→ SOURCE PASSAGE

“Feeling Mum would lose her identity was my biggest concern; she always valued her independence. But the staff are genuinely caring people who respected her dignity; she wasn’t just ‘another grey haired old lady’. They cared for her as much as we would have done.”
Being diagnosed with a dementia can be a very difficult and confusing time for the individual and their loved ones, and it is only natural to feel anxious about what life in the future will be like. At Highcliffe we strongly believe that the transition into our care should be smooth and carefully assessed in order to minimise upset to all concerned.
Whether it’s a friendly face, a warm smile or taking time to listen, making a positive difference to someone’s day is important to us.
Residents who are experiencing memory loss benefit from our enlightened approach to dementia care, which stimulates, supports and comforts in a safe and homely environment. We are committed to providing the best possible outcomes for these residents, and we achieve this through our ‘Wings’ (Welcome, Individuality, Nurturing, Guidance, Sensitivity) philosophy of care. This award-winning approach is nationally recognized and our bespoke learning programme is designed to ensure that the person with a dementia is at the heart of everything we do.
We place great importance on the lives our residents have led, and spend time with them and their family members to find out about their tastes, history, hobbies and interests. Family and friends are significant partners with us and we welcome feedback and suggestions at all times. The information shared helps us to create individual care plans for each individual; this is paramount in providing the best care and helps us get to know them well. Residents are given support to help them achieve their individual aims through taking part in meetings, surveys and one-to-ones.

→ RECORDS SHOWN
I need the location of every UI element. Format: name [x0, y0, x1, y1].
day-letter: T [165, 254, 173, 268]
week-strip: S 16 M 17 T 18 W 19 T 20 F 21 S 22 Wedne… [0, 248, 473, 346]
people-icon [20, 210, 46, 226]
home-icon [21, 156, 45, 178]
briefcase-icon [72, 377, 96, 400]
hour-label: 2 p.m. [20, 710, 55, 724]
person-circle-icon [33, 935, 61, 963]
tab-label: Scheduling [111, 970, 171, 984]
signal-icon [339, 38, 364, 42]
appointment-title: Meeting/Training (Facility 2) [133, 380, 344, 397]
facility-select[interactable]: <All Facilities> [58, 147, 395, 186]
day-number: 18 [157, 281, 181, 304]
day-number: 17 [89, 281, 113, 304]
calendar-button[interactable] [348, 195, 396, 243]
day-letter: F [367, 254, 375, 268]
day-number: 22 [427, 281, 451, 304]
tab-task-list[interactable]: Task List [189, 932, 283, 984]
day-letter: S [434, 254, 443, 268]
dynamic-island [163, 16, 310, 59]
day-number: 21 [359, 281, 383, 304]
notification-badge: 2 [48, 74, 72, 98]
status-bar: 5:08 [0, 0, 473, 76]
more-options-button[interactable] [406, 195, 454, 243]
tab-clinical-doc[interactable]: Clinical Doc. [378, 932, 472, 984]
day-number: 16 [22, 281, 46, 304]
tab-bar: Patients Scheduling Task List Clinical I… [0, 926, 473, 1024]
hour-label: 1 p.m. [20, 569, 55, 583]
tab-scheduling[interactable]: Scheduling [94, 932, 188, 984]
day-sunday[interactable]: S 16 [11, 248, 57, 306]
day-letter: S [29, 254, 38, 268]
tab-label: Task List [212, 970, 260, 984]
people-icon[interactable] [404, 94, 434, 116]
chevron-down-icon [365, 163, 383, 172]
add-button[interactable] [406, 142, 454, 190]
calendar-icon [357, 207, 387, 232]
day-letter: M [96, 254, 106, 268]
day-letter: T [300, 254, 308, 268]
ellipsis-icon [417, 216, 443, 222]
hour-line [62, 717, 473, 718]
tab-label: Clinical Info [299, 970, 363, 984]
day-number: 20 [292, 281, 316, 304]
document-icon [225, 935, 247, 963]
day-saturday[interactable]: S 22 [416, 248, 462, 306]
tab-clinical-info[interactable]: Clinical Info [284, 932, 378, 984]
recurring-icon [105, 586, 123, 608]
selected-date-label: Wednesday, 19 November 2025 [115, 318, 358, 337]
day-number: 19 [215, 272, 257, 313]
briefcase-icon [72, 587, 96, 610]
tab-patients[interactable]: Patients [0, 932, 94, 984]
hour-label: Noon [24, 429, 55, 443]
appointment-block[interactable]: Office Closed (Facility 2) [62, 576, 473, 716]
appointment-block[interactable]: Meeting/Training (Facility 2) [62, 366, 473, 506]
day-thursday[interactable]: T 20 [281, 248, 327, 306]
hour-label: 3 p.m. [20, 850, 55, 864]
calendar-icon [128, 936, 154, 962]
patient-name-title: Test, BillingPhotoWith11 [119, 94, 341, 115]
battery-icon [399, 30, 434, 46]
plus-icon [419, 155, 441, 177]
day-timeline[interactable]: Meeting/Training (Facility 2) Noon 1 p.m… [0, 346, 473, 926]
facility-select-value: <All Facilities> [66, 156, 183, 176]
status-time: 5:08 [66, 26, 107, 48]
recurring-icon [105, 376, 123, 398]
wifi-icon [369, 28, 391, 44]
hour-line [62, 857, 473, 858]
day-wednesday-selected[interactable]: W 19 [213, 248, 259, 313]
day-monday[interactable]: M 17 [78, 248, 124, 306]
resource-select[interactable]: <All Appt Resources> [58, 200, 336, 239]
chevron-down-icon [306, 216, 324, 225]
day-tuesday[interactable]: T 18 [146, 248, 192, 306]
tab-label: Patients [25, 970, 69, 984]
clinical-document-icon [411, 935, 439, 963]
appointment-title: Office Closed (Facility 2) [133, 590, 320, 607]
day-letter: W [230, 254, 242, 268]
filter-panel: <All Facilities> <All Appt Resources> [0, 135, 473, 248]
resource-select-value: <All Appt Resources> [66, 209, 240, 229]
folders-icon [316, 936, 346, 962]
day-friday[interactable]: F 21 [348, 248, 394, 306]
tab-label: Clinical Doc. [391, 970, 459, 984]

→ EXERCISE 1
In the Highcliffe dementia care text, what is the name of the philosophy of care used for residents with memory loss?
→ EXERCISE 2
List the five words that make up the name 'Wings' in the Highcliffe dementia care text.
→ EXERCISE 3
Say whether each statement agrees with the Highcliffe dementia care text:
(a) The approach to dementia care is described as award-winning.
(b) Family and friends may give feedback only at set times.
(c) The quoted relative's biggest concern was that Mum would lose her identity.
The lines are separate material and are not part of the Highcliffe dementia care text.

→ RESPONSE 1
The 'Wings' philosophy of care.

→ RESPONSE 2
Welcome, Individuality, Nurturing, Guidance, Sensitivity

→ RESPONSE 3
(a) Yes: "This award-winning approach is nationally recognized"
(b) No: "we welcome feedback and suggestions at all times"
(c) Yes: "Feeling Mum would lose her identity was my biggest concern"